--- REQUIREMENT ---
The answer should be a single number: how many lines of the entries below hold the word "Index".

= = = = =

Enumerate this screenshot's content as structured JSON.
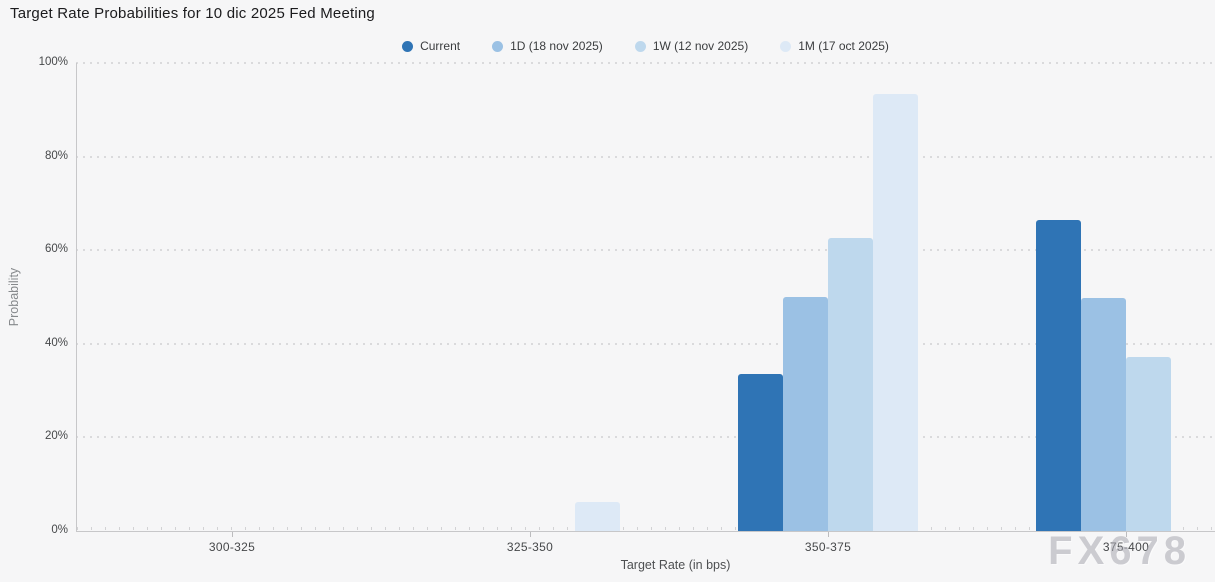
{
  "page": {
    "title": "Target Rate Probabilities for 10 dic 2025 Fed Meeting",
    "watermark": "FX678"
  },
  "chart_data": {
    "type": "bar",
    "title": "Target Rate Probabilities for 10 dic 2025 Fed Meeting",
    "xlabel": "Target Rate (in bps)",
    "ylabel": "Probability",
    "ylim": [
      0,
      100
    ],
    "ytick_labels": [
      "0%",
      "20%",
      "40%",
      "60%",
      "80%",
      "100%"
    ],
    "grid": "dotted-horizontal",
    "legend_position": "top-center",
    "categories": [
      "300-325",
      "325-350",
      "350-375",
      "375-400"
    ],
    "series": [
      {
        "name": "Current",
        "color": "#2f74b5",
        "values": [
          0,
          0,
          33.5,
          66.4
        ]
      },
      {
        "name": "1D (18 nov 2025)",
        "color": "#9bc1e4",
        "values": [
          0,
          0,
          50.1,
          49.7
        ]
      },
      {
        "name": "1W (12 nov 2025)",
        "color": "#bed8ed",
        "values": [
          0,
          0,
          62.7,
          37.1
        ]
      },
      {
        "name": "1M (17 oct 2025)",
        "color": "#dde9f6",
        "values": [
          0,
          6.2,
          93.4,
          0
        ]
      }
    ]
  }
}
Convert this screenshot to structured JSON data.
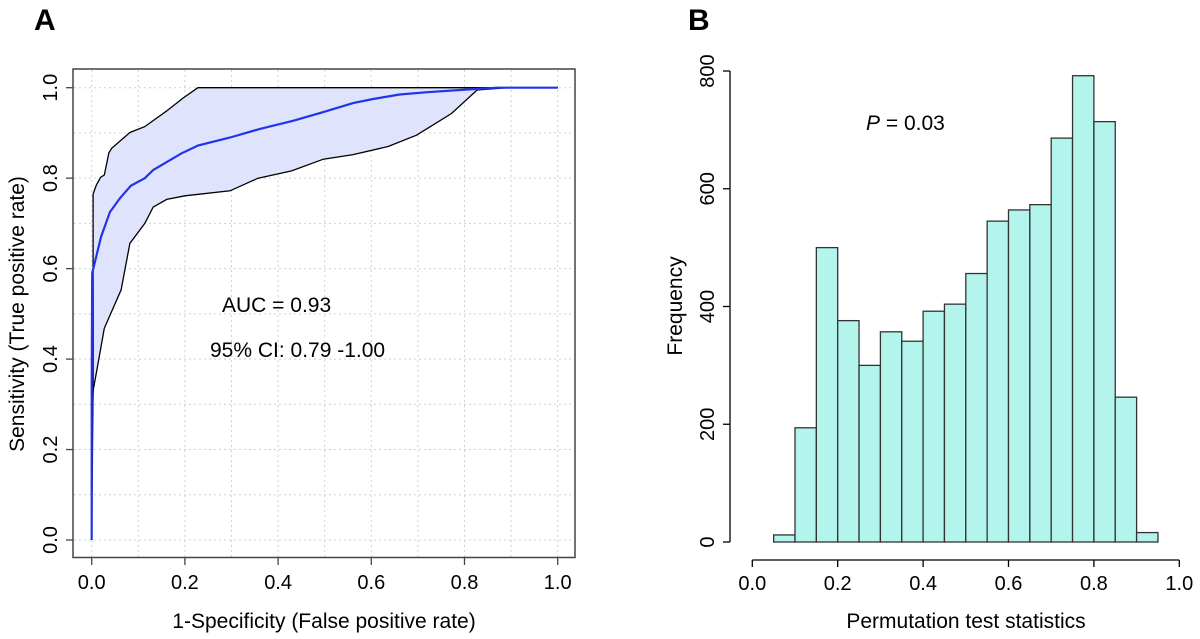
{
  "chart_data": [
    {
      "panel": "A",
      "type": "line",
      "title": "",
      "xlabel": "1-Specificity (False positive rate)",
      "ylabel": "Sensitivity (True positive rate)",
      "xlim": [
        0,
        1
      ],
      "ylim": [
        0,
        1
      ],
      "xticks": [
        "0.0",
        "0.2",
        "0.4",
        "0.6",
        "0.8",
        "1.0"
      ],
      "yticks": [
        "0.0",
        "0.2",
        "0.4",
        "0.6",
        "0.8",
        "1.0"
      ],
      "grid": true,
      "annotations": [
        "AUC = 0.93",
        "95% CI: 0.79 -1.00"
      ],
      "colors": {
        "roc": "#2233ee",
        "ci_fill": "#dfe3fb",
        "ci_line": "#000000"
      },
      "series": [
        {
          "name": "ROC",
          "x": [
            0,
            0,
            0.001,
            0.02,
            0.039,
            0.06,
            0.084,
            0.114,
            0.132,
            0.16,
            0.193,
            0.228,
            0.297,
            0.361,
            0.433,
            0.497,
            0.561,
            0.604,
            0.661,
            0.72,
            0.819,
            0.87,
            1.0
          ],
          "y": [
            0,
            0.35,
            0.59,
            0.67,
            0.725,
            0.755,
            0.783,
            0.8,
            0.818,
            0.835,
            0.855,
            0.872,
            0.89,
            0.909,
            0.927,
            0.946,
            0.966,
            0.975,
            0.985,
            0.99,
            0.997,
            1.0,
            1.0
          ]
        },
        {
          "name": "CI upper",
          "x": [
            0,
            0.003,
            0.003,
            0.01,
            0.019,
            0.027,
            0.037,
            0.043,
            0.082,
            0.114,
            0.16,
            0.196,
            0.228,
            1.0
          ],
          "y": [
            0,
            0.35,
            0.765,
            0.785,
            0.802,
            0.807,
            0.856,
            0.866,
            0.901,
            0.914,
            0.948,
            0.977,
            1.0,
            1.0
          ]
        },
        {
          "name": "CI lower",
          "x": [
            0,
            0,
            0.003,
            0.01,
            0.027,
            0.063,
            0.082,
            0.114,
            0.132,
            0.161,
            0.2,
            0.297,
            0.357,
            0.429,
            0.497,
            0.561,
            0.636,
            0.697,
            0.772,
            0.827,
            0.891,
            1.0
          ],
          "y": [
            0,
            0.22,
            0.33,
            0.37,
            0.468,
            0.553,
            0.656,
            0.7,
            0.736,
            0.753,
            0.761,
            0.772,
            0.8,
            0.816,
            0.842,
            0.852,
            0.87,
            0.895,
            0.943,
            0.995,
            1.0,
            1.0
          ]
        }
      ]
    },
    {
      "panel": "B",
      "type": "bar",
      "title": "",
      "xlabel": "Permutation test statistics",
      "ylabel": "Frequency",
      "xlim": [
        0,
        1
      ],
      "ylim": [
        0,
        800
      ],
      "xticks": [
        "0.0",
        "0.2",
        "0.4",
        "0.6",
        "0.8",
        "1.0"
      ],
      "yticks": [
        "0",
        "200",
        "400",
        "600",
        "800"
      ],
      "grid": false,
      "annotations": [
        {
          "italic": "P",
          "rest": " = 0.03"
        }
      ],
      "colors": {
        "bar_fill": "#b3f5ec",
        "bar_stroke": "#333333"
      },
      "bin_width": 0.05,
      "bin_starts": [
        0.05,
        0.1,
        0.15,
        0.2,
        0.25,
        0.3,
        0.35,
        0.4,
        0.45,
        0.5,
        0.55,
        0.6,
        0.65,
        0.7,
        0.75,
        0.8,
        0.85,
        0.9
      ],
      "values": [
        12,
        194,
        500,
        376,
        300,
        357,
        341,
        392,
        404,
        456,
        545,
        564,
        573,
        686,
        792,
        714,
        246,
        16
      ]
    }
  ],
  "panels": {
    "a": {
      "letter": "A"
    },
    "b": {
      "letter": "B"
    }
  }
}
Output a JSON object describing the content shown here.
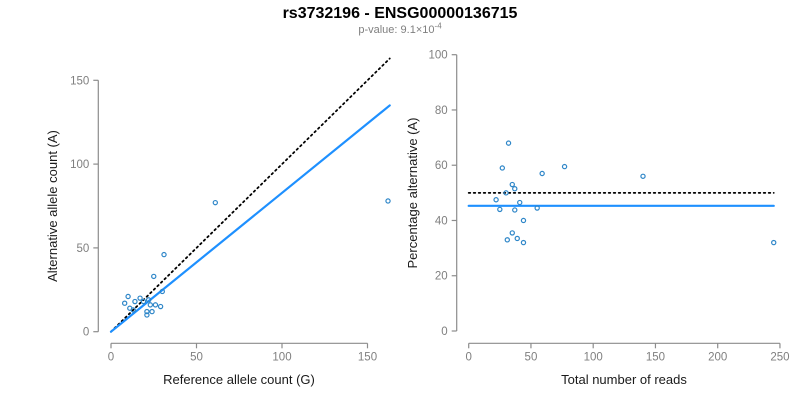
{
  "header": {
    "title": "rs3732196 - ENSG00000136715",
    "p_label": "p-value: ",
    "p_mantissa": "9.1",
    "times_sign": "×",
    "base": "10",
    "p_exponent": "-4"
  },
  "colors": {
    "line_blue": "#1E90FF",
    "point_blue": "#2E86C8",
    "dotted_black": "#000000",
    "axis_gray": "#8c8c8c",
    "tick_text_gray": "#7f7f7f",
    "label_black": "#1a1a1a",
    "subtitle_gray": "#7f7f7f"
  },
  "chart_data": [
    {
      "type": "scatter",
      "name": "allele-counts-scatter",
      "xlabel": "Reference allele count (G)",
      "ylabel": "Alternative allele count (A)",
      "xlim": [
        0,
        165
      ],
      "ylim": [
        0,
        165
      ],
      "xticks": [
        0,
        50,
        100,
        150
      ],
      "yticks": [
        0,
        50,
        100,
        150
      ],
      "grid": false,
      "legend": false,
      "points": [
        [
          8,
          17
        ],
        [
          10,
          21
        ],
        [
          11,
          14
        ],
        [
          13,
          13
        ],
        [
          14,
          18
        ],
        [
          17,
          20
        ],
        [
          19,
          18
        ],
        [
          22,
          19
        ],
        [
          21,
          12
        ],
        [
          21,
          10
        ],
        [
          23,
          16
        ],
        [
          24,
          12
        ],
        [
          26,
          16
        ],
        [
          29,
          15
        ],
        [
          25,
          33
        ],
        [
          30,
          24
        ],
        [
          31,
          46
        ],
        [
          61,
          77
        ],
        [
          162,
          78
        ]
      ],
      "lines": [
        {
          "name": "identity-line",
          "style": "dotted",
          "color_key": "dotted_black",
          "from": [
            0,
            0
          ],
          "to": [
            163,
            163
          ]
        },
        {
          "name": "regression-line",
          "style": "solid",
          "color_key": "line_blue",
          "from": [
            0,
            0
          ],
          "to": [
            163,
            135
          ]
        }
      ]
    },
    {
      "type": "scatter",
      "name": "percentage-vs-reads-scatter",
      "xlabel": "Total number of reads",
      "ylabel": "Percentage alternative (A)",
      "xlim": [
        0,
        250
      ],
      "ylim": [
        0,
        100
      ],
      "xticks": [
        0,
        50,
        100,
        150,
        200,
        250
      ],
      "yticks": [
        0,
        20,
        40,
        60,
        80,
        100
      ],
      "grid": false,
      "legend": false,
      "points": [
        [
          32,
          68
        ],
        [
          27,
          59
        ],
        [
          59,
          57
        ],
        [
          77,
          59.5
        ],
        [
          140,
          56
        ],
        [
          35,
          53
        ],
        [
          37,
          51.5
        ],
        [
          30,
          50
        ],
        [
          22,
          47.5
        ],
        [
          41,
          46.5
        ],
        [
          25,
          44
        ],
        [
          37,
          43.8
        ],
        [
          55,
          44.5
        ],
        [
          44,
          40
        ],
        [
          35,
          35.5
        ],
        [
          31,
          33
        ],
        [
          39,
          33.5
        ],
        [
          44,
          32
        ],
        [
          245,
          32
        ]
      ],
      "lines": [
        {
          "name": "expected-50-line",
          "style": "dotted",
          "color_key": "dotted_black",
          "from": [
            0,
            50
          ],
          "to": [
            245,
            50
          ]
        },
        {
          "name": "mean-percentage-line",
          "style": "solid",
          "color_key": "line_blue",
          "from": [
            0,
            45.3
          ],
          "to": [
            245,
            45.3
          ]
        }
      ]
    }
  ]
}
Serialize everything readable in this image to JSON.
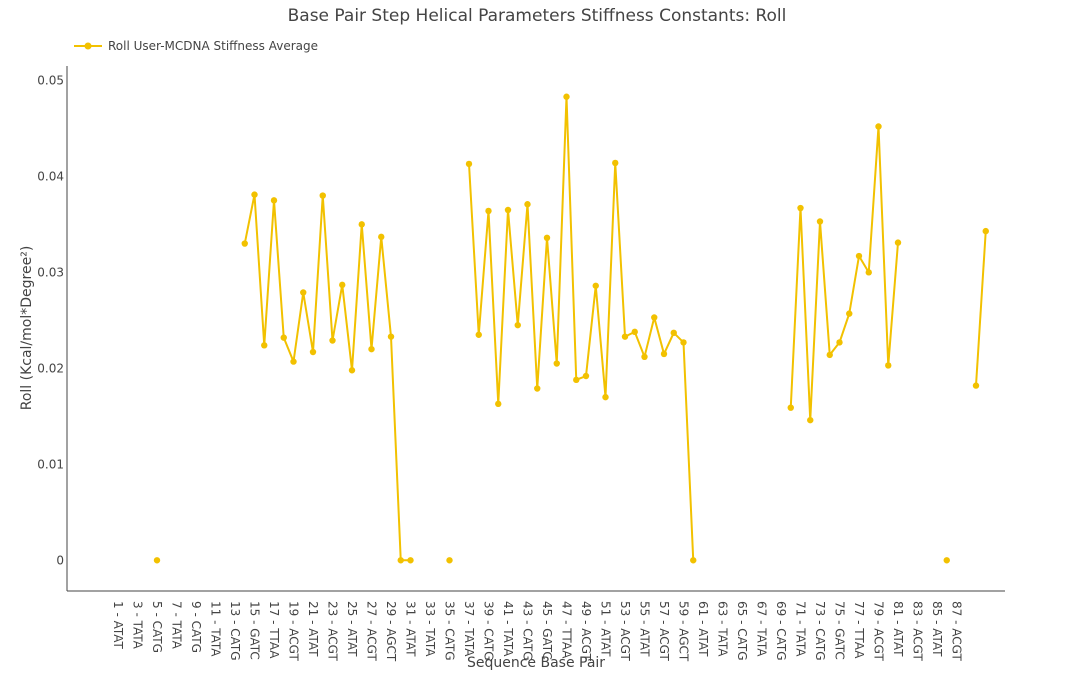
{
  "chart_data": {
    "type": "line",
    "title": "Base Pair Step Helical Parameters Stiffness Constants: Roll",
    "xlabel": "Sequence Base Pair",
    "ylabel": "Roll (Kcal/mol*Degree²)",
    "ylim": [
      -0.0032,
      0.0515
    ],
    "yticks": [
      0,
      0.01,
      0.02,
      0.03,
      0.04,
      0.05
    ],
    "ytick_labels": [
      "0",
      "0.01",
      "0.02",
      "0.03",
      "0.04",
      "0.05"
    ],
    "xtick_labels": [
      "1 - ATAT",
      "3 - TATA",
      "5 - CATG",
      "7 - TATA",
      "9 - CATG",
      "11 - TATA",
      "13 - CATG",
      "15 - GATC",
      "17 - TTAA",
      "19 - ACGT",
      "21 - ATAT",
      "23 - ACGT",
      "25 - ATAT",
      "27 - ACGT",
      "29 - AGCT",
      "31 - ATAT",
      "33 - TATA",
      "35 - CATG",
      "37 - TATA",
      "39 - CATG",
      "41 - TATA",
      "43 - CATG",
      "45 - GATC",
      "47 - TTAA",
      "49 - ACGT",
      "51 - ATAT",
      "53 - ACGT",
      "55 - ATAT",
      "57 - ACGT",
      "59 - AGCT",
      "61 - ATAT",
      "63 - TATA",
      "65 - CATG",
      "67 - TATA",
      "69 - CATG",
      "71 - TATA",
      "73 - CATG",
      "75 - GATC",
      "77 - TTAA",
      "79 - ACGT",
      "81 - ATAT",
      "83 - ACGT",
      "85 - ATAT",
      "87 - ACGT"
    ],
    "grid": false,
    "legend_position": "top-left",
    "series": [
      {
        "name": "Roll User-MCDNA Stiffness Average",
        "color": "#f2c100",
        "values": [
          null,
          null,
          null,
          null,
          0,
          null,
          null,
          null,
          null,
          null,
          null,
          null,
          null,
          0.033,
          0.0381,
          0.0224,
          0.0375,
          0.0232,
          0.0207,
          0.0279,
          0.0217,
          0.038,
          0.0229,
          0.0287,
          0.0198,
          0.035,
          0.022,
          0.0337,
          0.0233,
          0,
          0,
          null,
          null,
          null,
          0,
          null,
          0.0413,
          0.0235,
          0.0364,
          0.0163,
          0.0365,
          0.0245,
          0.0371,
          0.0179,
          0.0336,
          0.0205,
          0.0483,
          0.0188,
          0.0192,
          0.0286,
          0.017,
          0.0414,
          0.0233,
          0.0238,
          0.0212,
          0.0253,
          0.0215,
          0.0237,
          0.0227,
          0,
          null,
          null,
          null,
          null,
          null,
          null,
          null,
          null,
          null,
          0.0159,
          0.0367,
          0.0146,
          0.0353,
          0.0214,
          0.0227,
          0.0257,
          0.0317,
          0.03,
          0.0452,
          0.0203,
          0.0331,
          null,
          null,
          null,
          null,
          0,
          null,
          null,
          0.0182,
          0.0343
        ]
      }
    ]
  }
}
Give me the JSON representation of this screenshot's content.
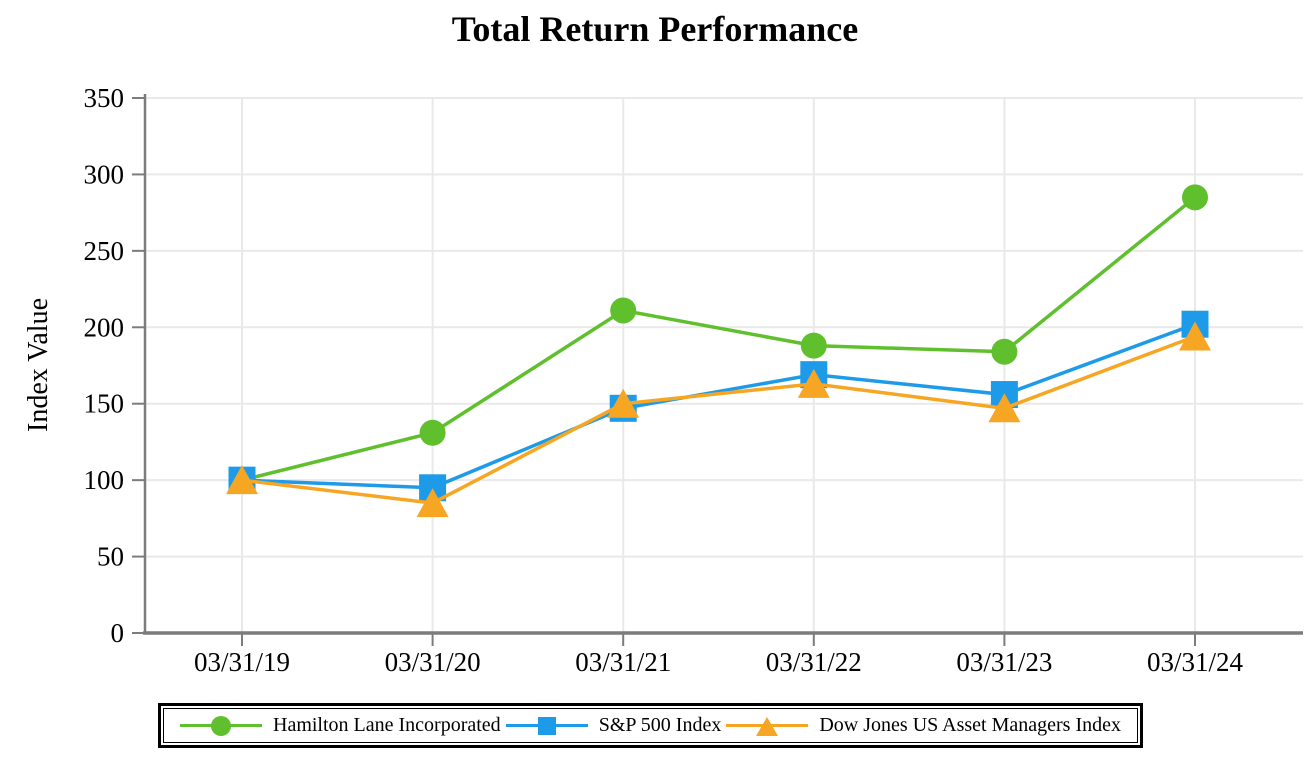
{
  "chart_data": {
    "type": "line",
    "title": "Total Return Performance",
    "ylabel": "Index Value",
    "xlabel": "",
    "ylim": [
      0,
      350
    ],
    "yticks": [
      0,
      50,
      100,
      150,
      200,
      250,
      300,
      350
    ],
    "categories": [
      "03/31/19",
      "03/31/20",
      "03/31/21",
      "03/31/22",
      "03/31/23",
      "03/31/24"
    ],
    "grid": true,
    "legend_position": "bottom-boxed",
    "colors": {
      "grid": "#E9E9E9",
      "axis": "#7C7C7C",
      "legend_border": "#000000",
      "text": "#000000"
    },
    "series": [
      {
        "name": "Hamilton Lane Incorporated",
        "marker": "circle",
        "color": "#5FBF2D",
        "values": [
          100,
          131,
          211,
          188,
          184,
          285
        ]
      },
      {
        "name": "S&P 500 Index",
        "marker": "square",
        "color": "#1E9BE8",
        "values": [
          100,
          95,
          147,
          169,
          156,
          202
        ]
      },
      {
        "name": "Dow Jones US Asset Managers Index",
        "marker": "triangle",
        "color": "#F6A623",
        "values": [
          100,
          85,
          150,
          163,
          147,
          194
        ]
      }
    ]
  }
}
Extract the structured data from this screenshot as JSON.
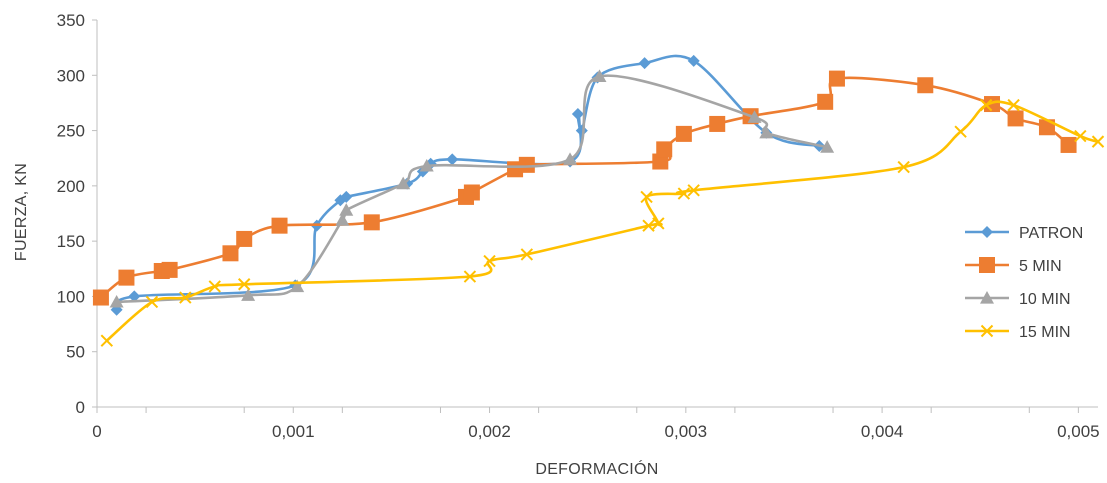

= = = = =

--- OUTPUT BELOW ---
3